* WHAT THE TASK ASKS
Extract all lines in the data that contain the word "Provider".

*** DATASET EXTRACT ***

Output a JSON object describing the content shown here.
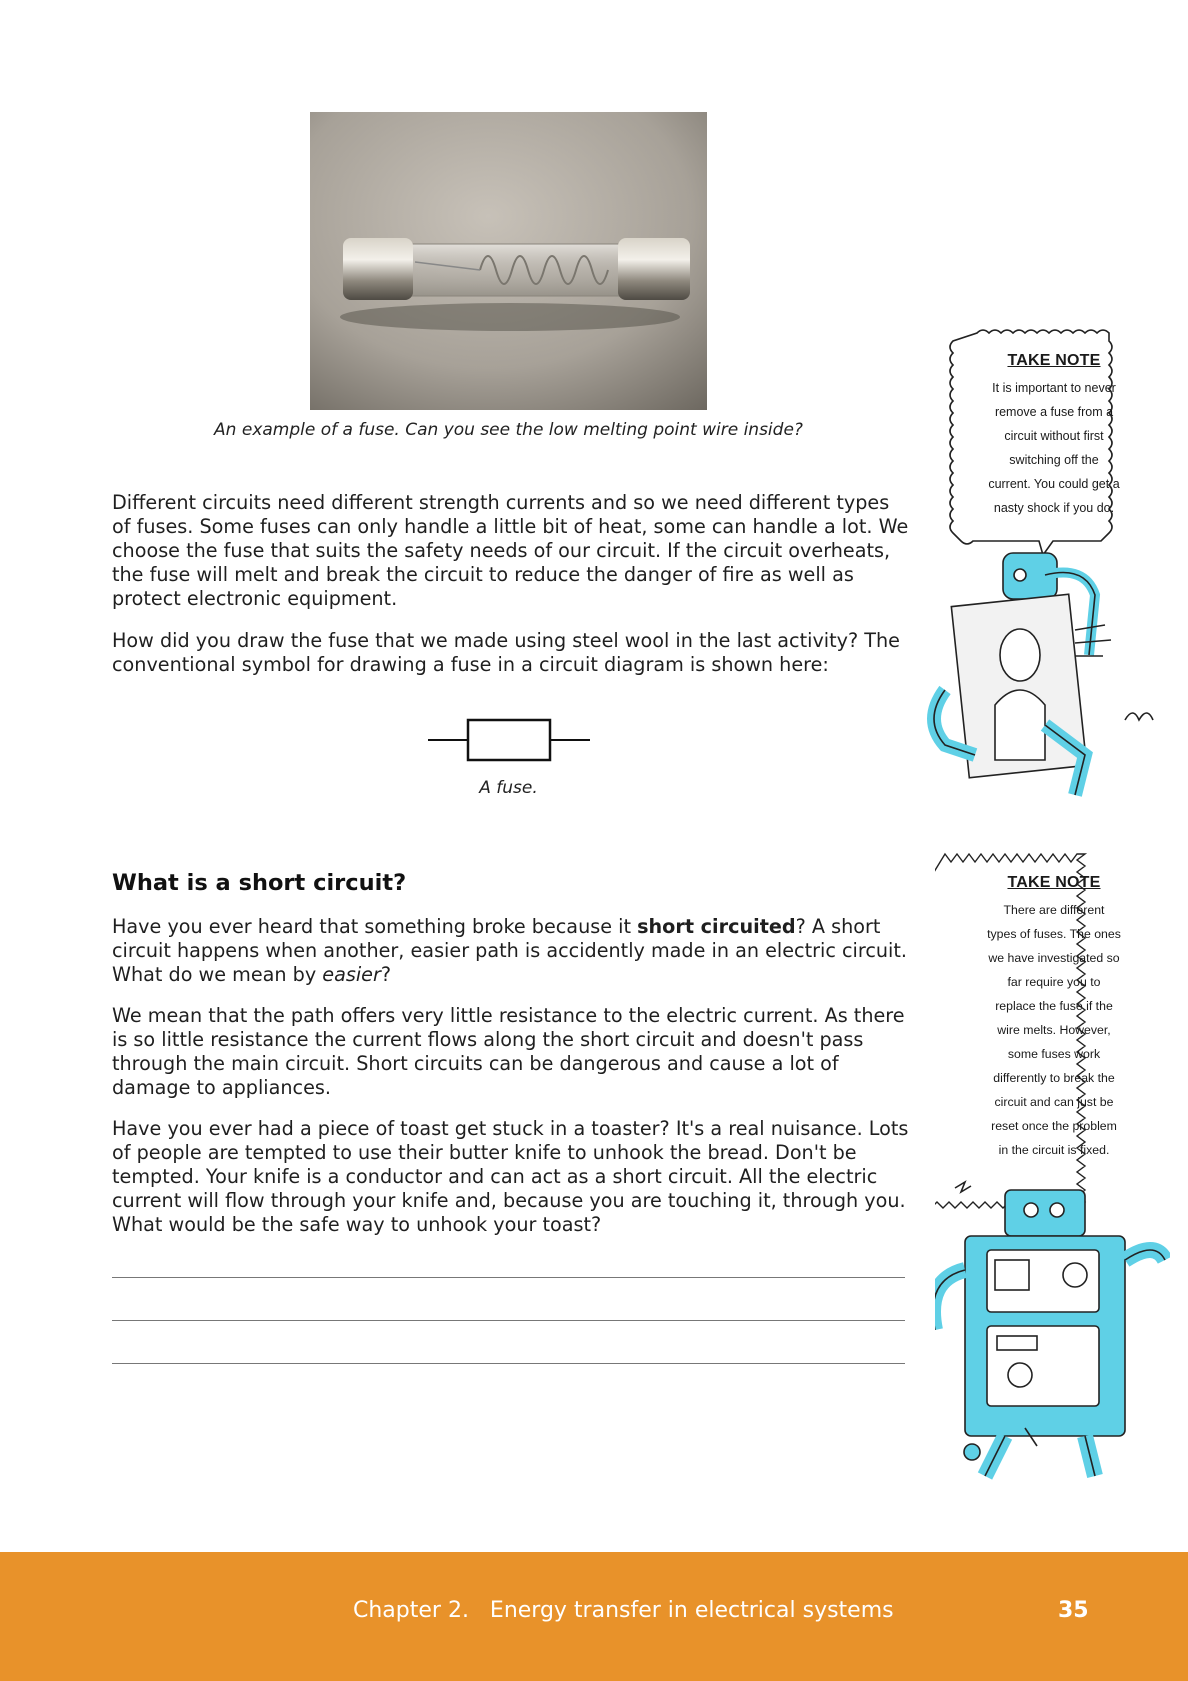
{
  "figure1": {
    "caption": "An example of a fuse. Can you see the low melting point wire inside?"
  },
  "paragraphs": {
    "p1": "Different circuits need different strength currents and so we need different types of fuses. Some fuses can only handle a little bit of heat, some can handle a lot. We choose the fuse that suits the safety needs of our circuit. If the circuit overheats, the fuse will melt and break the circuit to reduce the danger of fire as well as protect electronic equipment.",
    "p2": "How did you draw the fuse that we made using steel wool in the last activity? The conventional symbol for drawing a fuse in a circuit diagram is shown here:"
  },
  "figure2": {
    "caption": "A fuse."
  },
  "section": {
    "heading": "What is a short circuit?",
    "p3_part1": "Have you ever heard that something broke because it ",
    "p3_bold": "short circuited",
    "p3_part2": "? A short circuit happens when another, easier path is accidently made in an electric circuit. What do we mean by ",
    "p3_italic": "easier",
    "p3_part3": "?",
    "p4": "We mean that the path offers very little resistance to the electric current. As there is so little resistance the current flows along the short circuit and doesn't pass through the main circuit. Short circuits can be dangerous and cause a lot of damage to appliances.",
    "p5": "Have you ever had a piece of toast get stuck in a toaster? It's a real nuisance. Lots of people are tempted to use their butter knife to unhook the bread. Don't be tempted. Your knife is a conductor and can act as a short circuit. All the electric current will flow through your knife and, because you are touching it, through you. What would be the safe way to unhook your toast?"
  },
  "notes": [
    {
      "title": "TAKE NOTE",
      "lines": [
        "It is important to never",
        "remove a fuse from a",
        "circuit without first",
        "switching off the",
        "current. You could get a",
        "nasty shock if you do."
      ]
    },
    {
      "title": "TAKE NOTE",
      "lines": [
        "There are different",
        "types of fuses. The ones",
        "we have investigated so",
        "far require you to",
        "replace the fuse if the",
        "wire melts. However,",
        "some fuses work",
        "differently to break the",
        "circuit and can just be",
        "reset once the problem",
        "in the circuit is fixed."
      ]
    }
  ],
  "footer": {
    "chapter": "Chapter 2.   Energy transfer in electrical systems",
    "page": "35"
  },
  "colors": {
    "footer_bg": "#e8922a",
    "robot_accent": "#5fd0e6"
  }
}
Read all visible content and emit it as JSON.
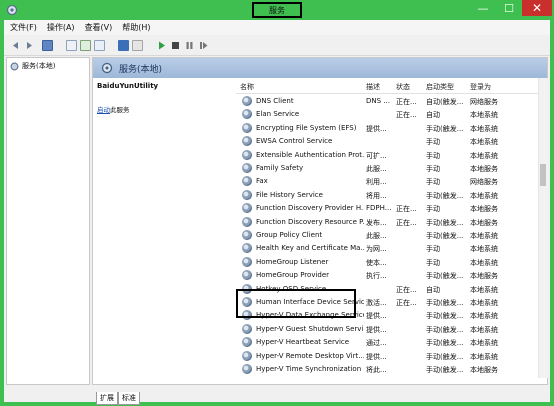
{
  "window": {
    "title": "服务",
    "controls": {
      "minimize": "—",
      "maximize": "☐",
      "close": "✕"
    }
  },
  "menu": [
    "文件(F)",
    "操作(A)",
    "查看(V)",
    "帮助(H)"
  ],
  "tree": {
    "item": "服务(本地)"
  },
  "panel": {
    "header": "服务(本地)",
    "selected_service": "BaiduYunUtility",
    "link_text": "启动",
    "link_suffix": "此服务"
  },
  "list": {
    "columns": {
      "name": "名称",
      "desc": "描述",
      "state": "状态",
      "startup": "启动类型",
      "logon": "登录为"
    },
    "rows": [
      {
        "name": "DNS Client",
        "desc": "DNS ...",
        "state": "正在...",
        "startup": "自动(触发...",
        "logon": "网络服务"
      },
      {
        "name": "Elan Service",
        "desc": "",
        "state": "正在...",
        "startup": "自动",
        "logon": "本地系统"
      },
      {
        "name": "Encrypting File System (EFS)",
        "desc": "提供...",
        "state": "",
        "startup": "手动(触发...",
        "logon": "本地系统"
      },
      {
        "name": "EWSA Control Service",
        "desc": "",
        "state": "",
        "startup": "手动",
        "logon": "本地系统"
      },
      {
        "name": "Extensible Authentication Prot...",
        "desc": "可扩...",
        "state": "",
        "startup": "手动",
        "logon": "本地系统"
      },
      {
        "name": "Family Safety",
        "desc": "此服...",
        "state": "",
        "startup": "手动",
        "logon": "本地服务"
      },
      {
        "name": "Fax",
        "desc": "利用...",
        "state": "",
        "startup": "手动",
        "logon": "网络服务"
      },
      {
        "name": "File History Service",
        "desc": "将用...",
        "state": "",
        "startup": "手动(触发...",
        "logon": "本地系统"
      },
      {
        "name": "Function Discovery Provider H...",
        "desc": "FDPH...",
        "state": "正在...",
        "startup": "手动",
        "logon": "本地服务"
      },
      {
        "name": "Function Discovery Resource P...",
        "desc": "发布...",
        "state": "正在...",
        "startup": "手动(触发...",
        "logon": "本地服务"
      },
      {
        "name": "Group Policy Client",
        "desc": "此服...",
        "state": "",
        "startup": "手动(触发...",
        "logon": "本地系统"
      },
      {
        "name": "Health Key and Certificate Ma...",
        "desc": "为网...",
        "state": "",
        "startup": "手动",
        "logon": "本地系统"
      },
      {
        "name": "HomeGroup Listener",
        "desc": "使本...",
        "state": "",
        "startup": "手动",
        "logon": "本地系统"
      },
      {
        "name": "HomeGroup Provider",
        "desc": "执行...",
        "state": "",
        "startup": "手动(触发...",
        "logon": "本地服务"
      },
      {
        "name": "Hotkey OSD Service",
        "desc": "",
        "state": "正在...",
        "startup": "自动",
        "logon": "本地系统"
      },
      {
        "name": "Human Interface Device Service",
        "desc": "激活...",
        "state": "正在...",
        "startup": "手动(触发...",
        "logon": "本地系统"
      },
      {
        "name": "Hyper-V Data Exchange Service",
        "desc": "提供...",
        "state": "",
        "startup": "手动(触发...",
        "logon": "本地系统"
      },
      {
        "name": "Hyper-V Guest Shutdown Servi...",
        "desc": "提供...",
        "state": "",
        "startup": "手动(触发...",
        "logon": "本地系统"
      },
      {
        "name": "Hyper-V Heartbeat Service",
        "desc": "通过...",
        "state": "",
        "startup": "手动(触发...",
        "logon": "本地系统"
      },
      {
        "name": "Hyper-V Remote Desktop Virt...",
        "desc": "提供...",
        "state": "",
        "startup": "手动(触发...",
        "logon": "本地系统"
      },
      {
        "name": "Hyper-V Time Synchronization ...",
        "desc": "将此...",
        "state": "",
        "startup": "手动(触发...",
        "logon": "本地服务"
      }
    ]
  },
  "tabs": [
    "扩展",
    "标准"
  ]
}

***

* PROBLEM SOLUTION
        "name": "Function Discovery Provider H...",
        "name": "HomeGroup Provider",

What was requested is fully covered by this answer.